Tally up the lines that include "CEST" and state that number by itself.

[Start]

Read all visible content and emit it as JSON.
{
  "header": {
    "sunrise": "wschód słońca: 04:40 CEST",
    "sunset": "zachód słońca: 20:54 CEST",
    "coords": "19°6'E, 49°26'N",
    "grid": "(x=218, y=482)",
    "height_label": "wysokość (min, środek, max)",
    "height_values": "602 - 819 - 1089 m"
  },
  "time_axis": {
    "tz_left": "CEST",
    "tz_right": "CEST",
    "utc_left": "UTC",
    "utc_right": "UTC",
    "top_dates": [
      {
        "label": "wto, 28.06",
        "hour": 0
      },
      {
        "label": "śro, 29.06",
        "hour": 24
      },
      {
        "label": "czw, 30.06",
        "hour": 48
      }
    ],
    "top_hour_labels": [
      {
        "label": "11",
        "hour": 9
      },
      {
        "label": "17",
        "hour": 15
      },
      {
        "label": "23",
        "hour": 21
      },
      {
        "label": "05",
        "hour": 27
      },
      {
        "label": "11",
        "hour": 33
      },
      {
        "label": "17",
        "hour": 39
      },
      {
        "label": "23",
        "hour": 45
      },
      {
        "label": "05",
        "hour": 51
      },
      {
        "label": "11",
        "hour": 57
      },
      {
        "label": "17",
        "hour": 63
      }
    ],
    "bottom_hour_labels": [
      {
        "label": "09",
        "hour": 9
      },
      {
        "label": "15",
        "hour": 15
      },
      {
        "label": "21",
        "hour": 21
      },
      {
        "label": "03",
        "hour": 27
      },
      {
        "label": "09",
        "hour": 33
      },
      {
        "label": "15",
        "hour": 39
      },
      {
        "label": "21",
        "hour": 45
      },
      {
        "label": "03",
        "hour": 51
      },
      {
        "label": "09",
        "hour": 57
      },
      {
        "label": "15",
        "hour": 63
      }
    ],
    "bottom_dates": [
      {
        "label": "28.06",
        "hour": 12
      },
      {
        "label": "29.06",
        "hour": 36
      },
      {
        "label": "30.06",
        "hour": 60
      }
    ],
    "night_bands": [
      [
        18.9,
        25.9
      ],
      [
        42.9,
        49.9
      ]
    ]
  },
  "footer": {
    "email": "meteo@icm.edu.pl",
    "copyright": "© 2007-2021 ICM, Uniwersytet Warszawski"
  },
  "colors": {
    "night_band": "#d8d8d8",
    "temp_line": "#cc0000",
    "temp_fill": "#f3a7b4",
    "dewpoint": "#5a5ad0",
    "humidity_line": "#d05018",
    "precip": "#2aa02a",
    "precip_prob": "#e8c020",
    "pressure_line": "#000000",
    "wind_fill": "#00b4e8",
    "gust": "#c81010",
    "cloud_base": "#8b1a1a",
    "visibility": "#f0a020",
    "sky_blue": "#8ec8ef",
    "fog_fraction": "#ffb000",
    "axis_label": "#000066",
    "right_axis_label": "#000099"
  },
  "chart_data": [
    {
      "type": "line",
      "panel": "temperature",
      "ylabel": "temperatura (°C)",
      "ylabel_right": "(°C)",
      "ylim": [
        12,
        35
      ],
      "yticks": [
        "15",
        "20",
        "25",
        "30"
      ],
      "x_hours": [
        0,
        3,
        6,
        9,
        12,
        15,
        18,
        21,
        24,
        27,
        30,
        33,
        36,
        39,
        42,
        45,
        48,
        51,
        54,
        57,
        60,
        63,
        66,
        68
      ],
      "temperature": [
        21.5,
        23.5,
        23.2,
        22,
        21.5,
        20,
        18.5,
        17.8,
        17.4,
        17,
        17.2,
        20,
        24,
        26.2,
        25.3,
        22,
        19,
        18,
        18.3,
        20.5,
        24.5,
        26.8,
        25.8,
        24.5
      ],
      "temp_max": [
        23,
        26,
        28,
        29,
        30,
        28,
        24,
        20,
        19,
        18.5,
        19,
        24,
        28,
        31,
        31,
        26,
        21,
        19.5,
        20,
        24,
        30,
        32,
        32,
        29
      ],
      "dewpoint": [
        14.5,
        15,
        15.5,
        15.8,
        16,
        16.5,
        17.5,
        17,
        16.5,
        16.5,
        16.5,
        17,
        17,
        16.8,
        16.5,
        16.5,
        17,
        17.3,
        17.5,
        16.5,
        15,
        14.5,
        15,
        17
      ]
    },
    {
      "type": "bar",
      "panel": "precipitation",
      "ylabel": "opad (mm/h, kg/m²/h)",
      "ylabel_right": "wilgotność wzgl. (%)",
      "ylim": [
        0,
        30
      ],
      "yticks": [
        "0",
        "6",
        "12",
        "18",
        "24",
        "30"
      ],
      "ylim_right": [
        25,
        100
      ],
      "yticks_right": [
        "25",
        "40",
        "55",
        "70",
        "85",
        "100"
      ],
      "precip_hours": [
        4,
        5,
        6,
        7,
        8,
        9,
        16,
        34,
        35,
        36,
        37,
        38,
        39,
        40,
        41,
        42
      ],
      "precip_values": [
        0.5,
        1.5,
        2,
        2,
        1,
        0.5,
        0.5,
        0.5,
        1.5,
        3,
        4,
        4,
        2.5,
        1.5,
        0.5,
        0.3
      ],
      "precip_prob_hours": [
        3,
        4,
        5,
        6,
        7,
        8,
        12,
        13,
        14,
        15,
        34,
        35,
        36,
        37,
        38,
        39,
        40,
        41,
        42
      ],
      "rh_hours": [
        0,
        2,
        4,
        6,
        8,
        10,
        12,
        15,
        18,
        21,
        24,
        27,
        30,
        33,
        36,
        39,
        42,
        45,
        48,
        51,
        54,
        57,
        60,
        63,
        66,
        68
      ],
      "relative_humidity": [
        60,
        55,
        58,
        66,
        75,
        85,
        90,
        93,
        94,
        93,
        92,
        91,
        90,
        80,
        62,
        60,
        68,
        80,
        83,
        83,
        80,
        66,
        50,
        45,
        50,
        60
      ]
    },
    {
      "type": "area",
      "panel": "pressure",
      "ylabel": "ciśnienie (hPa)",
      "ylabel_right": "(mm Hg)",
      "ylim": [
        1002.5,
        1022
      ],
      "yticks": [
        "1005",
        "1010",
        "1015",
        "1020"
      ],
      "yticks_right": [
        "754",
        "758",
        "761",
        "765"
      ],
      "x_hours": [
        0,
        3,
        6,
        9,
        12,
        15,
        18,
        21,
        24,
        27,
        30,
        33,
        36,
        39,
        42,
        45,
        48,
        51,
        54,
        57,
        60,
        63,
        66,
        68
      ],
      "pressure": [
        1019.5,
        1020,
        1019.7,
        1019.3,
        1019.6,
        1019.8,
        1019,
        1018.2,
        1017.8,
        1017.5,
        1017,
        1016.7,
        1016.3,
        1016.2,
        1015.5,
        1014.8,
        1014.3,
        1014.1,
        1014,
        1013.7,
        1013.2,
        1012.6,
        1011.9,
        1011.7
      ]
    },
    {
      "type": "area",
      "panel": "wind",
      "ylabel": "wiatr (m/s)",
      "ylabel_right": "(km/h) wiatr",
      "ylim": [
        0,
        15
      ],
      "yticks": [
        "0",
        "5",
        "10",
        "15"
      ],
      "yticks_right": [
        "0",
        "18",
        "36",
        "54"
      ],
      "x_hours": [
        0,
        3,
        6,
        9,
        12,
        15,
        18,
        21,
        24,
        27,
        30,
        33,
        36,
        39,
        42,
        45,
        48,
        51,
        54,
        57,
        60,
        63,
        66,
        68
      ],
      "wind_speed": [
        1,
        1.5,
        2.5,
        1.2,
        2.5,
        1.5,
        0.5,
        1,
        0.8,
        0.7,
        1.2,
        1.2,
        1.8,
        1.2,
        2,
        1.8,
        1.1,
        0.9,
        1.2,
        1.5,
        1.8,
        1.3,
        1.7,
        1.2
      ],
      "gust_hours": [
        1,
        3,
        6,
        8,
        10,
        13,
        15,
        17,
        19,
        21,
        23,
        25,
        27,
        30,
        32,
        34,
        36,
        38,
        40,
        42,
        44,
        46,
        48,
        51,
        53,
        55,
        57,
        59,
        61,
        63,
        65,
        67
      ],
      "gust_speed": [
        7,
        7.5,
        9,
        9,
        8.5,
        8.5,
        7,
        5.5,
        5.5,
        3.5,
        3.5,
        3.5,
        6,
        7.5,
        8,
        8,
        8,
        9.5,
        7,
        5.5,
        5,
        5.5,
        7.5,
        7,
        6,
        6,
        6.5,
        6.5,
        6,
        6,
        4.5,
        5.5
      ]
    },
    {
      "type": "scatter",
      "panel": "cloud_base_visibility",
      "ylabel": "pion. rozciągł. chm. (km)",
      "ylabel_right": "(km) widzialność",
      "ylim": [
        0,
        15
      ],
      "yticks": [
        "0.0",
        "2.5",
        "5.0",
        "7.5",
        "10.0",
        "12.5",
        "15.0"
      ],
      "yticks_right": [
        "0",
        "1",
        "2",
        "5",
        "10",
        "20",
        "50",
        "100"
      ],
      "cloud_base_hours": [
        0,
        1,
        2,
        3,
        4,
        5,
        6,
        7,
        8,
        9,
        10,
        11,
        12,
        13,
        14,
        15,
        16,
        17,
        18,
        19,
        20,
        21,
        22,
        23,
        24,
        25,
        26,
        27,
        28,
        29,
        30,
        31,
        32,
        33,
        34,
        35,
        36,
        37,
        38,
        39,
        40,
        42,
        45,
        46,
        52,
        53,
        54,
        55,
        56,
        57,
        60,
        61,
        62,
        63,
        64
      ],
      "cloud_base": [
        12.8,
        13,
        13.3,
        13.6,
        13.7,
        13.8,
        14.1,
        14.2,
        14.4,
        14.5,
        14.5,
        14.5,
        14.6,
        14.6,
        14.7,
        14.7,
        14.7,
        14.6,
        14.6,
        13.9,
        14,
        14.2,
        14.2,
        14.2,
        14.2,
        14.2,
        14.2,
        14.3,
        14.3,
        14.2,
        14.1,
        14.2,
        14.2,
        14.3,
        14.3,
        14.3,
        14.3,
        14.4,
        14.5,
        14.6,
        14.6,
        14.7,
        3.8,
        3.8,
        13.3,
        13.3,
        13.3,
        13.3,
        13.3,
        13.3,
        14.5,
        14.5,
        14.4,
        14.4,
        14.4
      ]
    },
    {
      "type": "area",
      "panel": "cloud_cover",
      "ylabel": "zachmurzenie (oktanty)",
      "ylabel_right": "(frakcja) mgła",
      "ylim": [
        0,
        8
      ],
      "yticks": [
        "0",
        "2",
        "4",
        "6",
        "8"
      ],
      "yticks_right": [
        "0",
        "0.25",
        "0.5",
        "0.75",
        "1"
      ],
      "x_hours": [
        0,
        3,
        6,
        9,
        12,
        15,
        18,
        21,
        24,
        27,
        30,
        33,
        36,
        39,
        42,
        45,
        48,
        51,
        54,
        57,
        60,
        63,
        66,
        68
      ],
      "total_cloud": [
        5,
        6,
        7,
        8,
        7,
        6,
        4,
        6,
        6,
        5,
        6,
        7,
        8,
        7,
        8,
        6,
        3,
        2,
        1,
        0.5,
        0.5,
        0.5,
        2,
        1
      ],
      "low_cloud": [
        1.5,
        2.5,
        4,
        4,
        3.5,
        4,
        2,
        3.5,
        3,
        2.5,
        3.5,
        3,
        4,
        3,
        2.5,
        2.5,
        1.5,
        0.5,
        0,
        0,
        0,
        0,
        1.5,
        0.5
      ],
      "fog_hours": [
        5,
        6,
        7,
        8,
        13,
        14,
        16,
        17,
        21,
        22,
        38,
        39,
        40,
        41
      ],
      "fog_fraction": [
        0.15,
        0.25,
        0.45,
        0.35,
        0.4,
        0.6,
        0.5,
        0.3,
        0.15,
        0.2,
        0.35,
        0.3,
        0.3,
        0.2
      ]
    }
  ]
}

[End]

Answer to the task - 4